### WORK TO COMPLETE
Could you reproduce every line of the items below verbatim, leaving out the pictures?

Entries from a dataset
__________________________________________________

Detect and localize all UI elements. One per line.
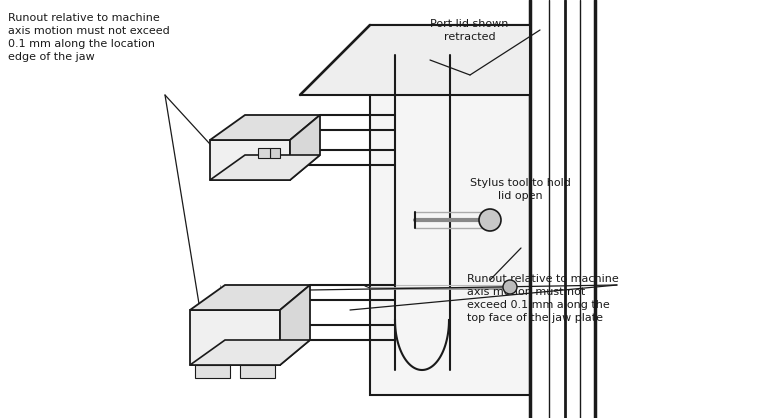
Polygon shape [210, 140, 290, 180]
Polygon shape [270, 148, 280, 158]
Polygon shape [190, 285, 310, 310]
Polygon shape [240, 365, 275, 378]
Polygon shape [210, 115, 320, 140]
Polygon shape [370, 25, 530, 395]
Text: Runout relative to machine
axis motion must not exceed
0.1 mm along the location: Runout relative to machine axis motion m… [8, 13, 169, 62]
Circle shape [503, 280, 517, 294]
Text: Stylus tool to hold
lid open: Stylus tool to hold lid open [470, 178, 571, 201]
Polygon shape [190, 310, 280, 365]
Polygon shape [195, 365, 230, 378]
Polygon shape [300, 25, 530, 95]
Circle shape [479, 209, 501, 231]
Polygon shape [280, 285, 310, 365]
Text: Port lid shown
retracted: Port lid shown retracted [430, 19, 509, 42]
Polygon shape [210, 155, 320, 180]
Text: Runout relative to machine
axis motion must not
exceed 0.1 mm along the
top face: Runout relative to machine axis motion m… [467, 274, 619, 324]
Polygon shape [190, 340, 310, 365]
Polygon shape [258, 148, 270, 158]
Polygon shape [290, 115, 320, 180]
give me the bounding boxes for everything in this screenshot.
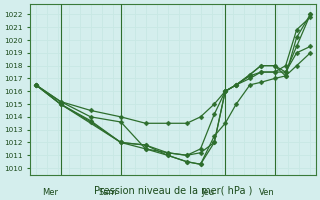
Text: Mer: Mer <box>42 188 58 197</box>
Text: Sam: Sam <box>99 188 117 197</box>
Text: Jeu: Jeu <box>202 188 215 197</box>
Text: Ven: Ven <box>259 188 275 197</box>
X-axis label: Pression niveau de la mer( hPa ): Pression niveau de la mer( hPa ) <box>94 186 252 196</box>
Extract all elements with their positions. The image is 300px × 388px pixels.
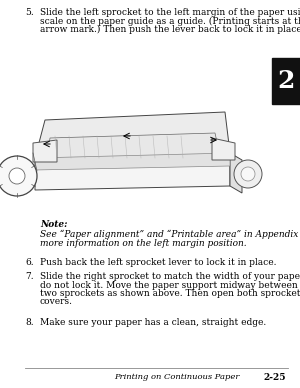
Text: Printing on Continuous Paper: Printing on Continuous Paper <box>115 373 240 381</box>
Text: 8.: 8. <box>25 318 34 327</box>
Text: 6.: 6. <box>25 258 34 267</box>
Polygon shape <box>230 153 242 193</box>
Circle shape <box>234 160 262 188</box>
Text: Slide the right sprocket to match the width of your paper, but: Slide the right sprocket to match the wi… <box>40 272 300 281</box>
Text: covers.: covers. <box>40 298 73 307</box>
Text: two sprockets as shown above. Then open both sprocket: two sprockets as shown above. Then open … <box>40 289 300 298</box>
Polygon shape <box>35 153 230 170</box>
Polygon shape <box>35 153 230 190</box>
Text: arrow mark.) Then push the lever back to lock it in place.: arrow mark.) Then push the lever back to… <box>40 25 300 34</box>
Text: Note:: Note: <box>40 220 68 229</box>
Text: more information on the left margin position.: more information on the left margin posi… <box>40 239 247 248</box>
Text: 7.: 7. <box>25 272 34 281</box>
Bar <box>272 58 300 104</box>
Text: 2-25: 2-25 <box>263 373 286 382</box>
Polygon shape <box>47 133 220 160</box>
Polygon shape <box>212 138 235 160</box>
Polygon shape <box>35 112 230 158</box>
Text: Make sure your paper has a clean, straight edge.: Make sure your paper has a clean, straig… <box>40 318 266 327</box>
Text: See “Paper alignment” and “Printable area” in Appendix C for: See “Paper alignment” and “Printable are… <box>40 230 300 239</box>
Text: 5.: 5. <box>25 8 34 17</box>
Text: Slide the left sprocket to the left margin of the paper using the: Slide the left sprocket to the left marg… <box>40 8 300 17</box>
Circle shape <box>9 168 25 184</box>
Circle shape <box>0 156 37 196</box>
Polygon shape <box>33 140 57 162</box>
Circle shape <box>241 167 255 181</box>
Text: do not lock it. Move the paper support midway between the: do not lock it. Move the paper support m… <box>40 281 300 289</box>
Text: Push back the left sprocket lever to lock it in place.: Push back the left sprocket lever to loc… <box>40 258 277 267</box>
Text: scale on the paper guide as a guide. (Printing starts at the: scale on the paper guide as a guide. (Pr… <box>40 17 300 26</box>
Text: 2: 2 <box>277 69 295 93</box>
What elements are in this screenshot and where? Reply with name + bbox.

__________________________________________________

### FINISHED ANSWER
Detect and localize all UI elements. One per line.
Polygon shape [210, 140, 290, 180]
Polygon shape [270, 148, 280, 158]
Polygon shape [190, 285, 310, 310]
Polygon shape [240, 365, 275, 378]
Polygon shape [210, 115, 320, 140]
Polygon shape [370, 25, 530, 395]
Text: Runout relative to machine
axis motion must not exceed
0.1 mm along the location: Runout relative to machine axis motion m… [8, 13, 169, 62]
Circle shape [503, 280, 517, 294]
Text: Stylus tool to hold
lid open: Stylus tool to hold lid open [470, 178, 571, 201]
Polygon shape [190, 310, 280, 365]
Polygon shape [195, 365, 230, 378]
Polygon shape [300, 25, 530, 95]
Circle shape [479, 209, 501, 231]
Polygon shape [280, 285, 310, 365]
Text: Port lid shown
retracted: Port lid shown retracted [430, 19, 509, 42]
Polygon shape [210, 155, 320, 180]
Text: Runout relative to machine
axis motion must not
exceed 0.1 mm along the
top face: Runout relative to machine axis motion m… [467, 274, 619, 324]
Polygon shape [190, 340, 310, 365]
Polygon shape [258, 148, 270, 158]
Polygon shape [290, 115, 320, 180]
give me the bounding boxes for everything in this screenshot.
Text: Mer: Mer <box>42 188 58 197</box>
Text: Sam: Sam <box>99 188 117 197</box>
Text: Jeu: Jeu <box>202 188 215 197</box>
Text: Ven: Ven <box>259 188 275 197</box>
X-axis label: Pression niveau de la mer( hPa ): Pression niveau de la mer( hPa ) <box>94 186 252 196</box>
Extract all elements with their positions. The image is 300px × 388px pixels.
Text: Printing on Continuous Paper: Printing on Continuous Paper <box>115 373 240 381</box>
Text: 8.: 8. <box>25 318 34 327</box>
Text: 6.: 6. <box>25 258 34 267</box>
Polygon shape <box>230 153 242 193</box>
Circle shape <box>234 160 262 188</box>
Text: Slide the right sprocket to match the width of your paper, but: Slide the right sprocket to match the wi… <box>40 272 300 281</box>
Text: covers.: covers. <box>40 298 73 307</box>
Text: two sprockets as shown above. Then open both sprocket: two sprockets as shown above. Then open … <box>40 289 300 298</box>
Polygon shape <box>35 153 230 170</box>
Polygon shape <box>35 153 230 190</box>
Text: arrow mark.) Then push the lever back to lock it in place.: arrow mark.) Then push the lever back to… <box>40 25 300 34</box>
Text: Note:: Note: <box>40 220 68 229</box>
Text: more information on the left margin position.: more information on the left margin posi… <box>40 239 247 248</box>
Text: 7.: 7. <box>25 272 34 281</box>
Bar <box>272 58 300 104</box>
Text: 2-25: 2-25 <box>263 373 286 382</box>
Polygon shape <box>47 133 220 160</box>
Polygon shape <box>212 138 235 160</box>
Polygon shape <box>35 112 230 158</box>
Text: Make sure your paper has a clean, straight edge.: Make sure your paper has a clean, straig… <box>40 318 266 327</box>
Text: See “Paper alignment” and “Printable area” in Appendix C for: See “Paper alignment” and “Printable are… <box>40 230 300 239</box>
Text: 5.: 5. <box>25 8 34 17</box>
Text: Slide the left sprocket to the left margin of the paper using the: Slide the left sprocket to the left marg… <box>40 8 300 17</box>
Circle shape <box>9 168 25 184</box>
Circle shape <box>0 156 37 196</box>
Polygon shape <box>33 140 57 162</box>
Circle shape <box>241 167 255 181</box>
Text: do not lock it. Move the paper support midway between the: do not lock it. Move the paper support m… <box>40 281 300 289</box>
Text: Push back the left sprocket lever to lock it in place.: Push back the left sprocket lever to loc… <box>40 258 277 267</box>
Text: scale on the paper guide as a guide. (Printing starts at the: scale on the paper guide as a guide. (Pr… <box>40 17 300 26</box>
Text: 2: 2 <box>277 69 295 93</box>
What elements are in this screenshot and where? Reply with name + bbox.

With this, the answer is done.